— Start Dataset —
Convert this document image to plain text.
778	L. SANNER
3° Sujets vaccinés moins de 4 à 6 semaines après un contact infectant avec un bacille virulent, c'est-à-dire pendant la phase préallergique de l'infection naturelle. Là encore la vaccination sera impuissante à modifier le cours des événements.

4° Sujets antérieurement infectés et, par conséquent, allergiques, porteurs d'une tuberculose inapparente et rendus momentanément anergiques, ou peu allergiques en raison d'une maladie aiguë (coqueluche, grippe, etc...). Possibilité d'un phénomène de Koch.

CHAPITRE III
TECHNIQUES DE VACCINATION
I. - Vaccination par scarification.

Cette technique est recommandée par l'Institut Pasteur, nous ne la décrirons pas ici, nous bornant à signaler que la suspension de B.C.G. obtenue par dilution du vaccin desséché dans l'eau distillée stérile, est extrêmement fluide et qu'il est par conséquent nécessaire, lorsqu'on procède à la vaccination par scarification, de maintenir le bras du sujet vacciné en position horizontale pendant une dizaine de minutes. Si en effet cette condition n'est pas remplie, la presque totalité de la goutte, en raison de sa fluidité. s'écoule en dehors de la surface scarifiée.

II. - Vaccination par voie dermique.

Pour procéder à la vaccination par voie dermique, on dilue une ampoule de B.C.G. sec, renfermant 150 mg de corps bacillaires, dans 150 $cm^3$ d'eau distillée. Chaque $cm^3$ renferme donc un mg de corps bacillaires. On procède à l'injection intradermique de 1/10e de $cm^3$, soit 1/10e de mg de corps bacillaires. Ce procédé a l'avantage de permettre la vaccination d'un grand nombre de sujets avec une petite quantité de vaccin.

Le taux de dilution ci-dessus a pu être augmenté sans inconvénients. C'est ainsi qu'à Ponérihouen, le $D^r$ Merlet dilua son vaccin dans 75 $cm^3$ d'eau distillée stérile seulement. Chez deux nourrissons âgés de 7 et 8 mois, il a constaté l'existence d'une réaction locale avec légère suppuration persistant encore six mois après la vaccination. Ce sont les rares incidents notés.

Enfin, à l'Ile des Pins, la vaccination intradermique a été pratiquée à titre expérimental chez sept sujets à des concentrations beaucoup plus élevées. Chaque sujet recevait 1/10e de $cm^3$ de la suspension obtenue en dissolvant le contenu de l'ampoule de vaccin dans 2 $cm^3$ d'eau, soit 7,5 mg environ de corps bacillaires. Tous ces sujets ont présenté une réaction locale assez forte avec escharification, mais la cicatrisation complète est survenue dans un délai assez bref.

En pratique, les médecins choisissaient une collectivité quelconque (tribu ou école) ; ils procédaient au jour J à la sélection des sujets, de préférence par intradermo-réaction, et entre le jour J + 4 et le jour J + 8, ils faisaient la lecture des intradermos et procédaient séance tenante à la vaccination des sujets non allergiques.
— End Dataset —
From the data above, show each line that contains "voie".

II. - Vaccination par voie dermique.
Pour procéder à la vaccination par voie dermique, on dilue une ampoule de B.C.G. sec, renfermant 150 mg de corps bacillaires, dans 150 $cm^3$ d'eau distillée. Chaque $cm^3$ renferme donc un mg de corps bacillaires. On procède à l'injection intradermique de 1/10e de $cm^3$, soit 1/10e de mg de corps bacillaires. Ce procédé a l'avantage de permettre la vaccination d'un grand nombre de sujets avec une petite quantité de vaccin.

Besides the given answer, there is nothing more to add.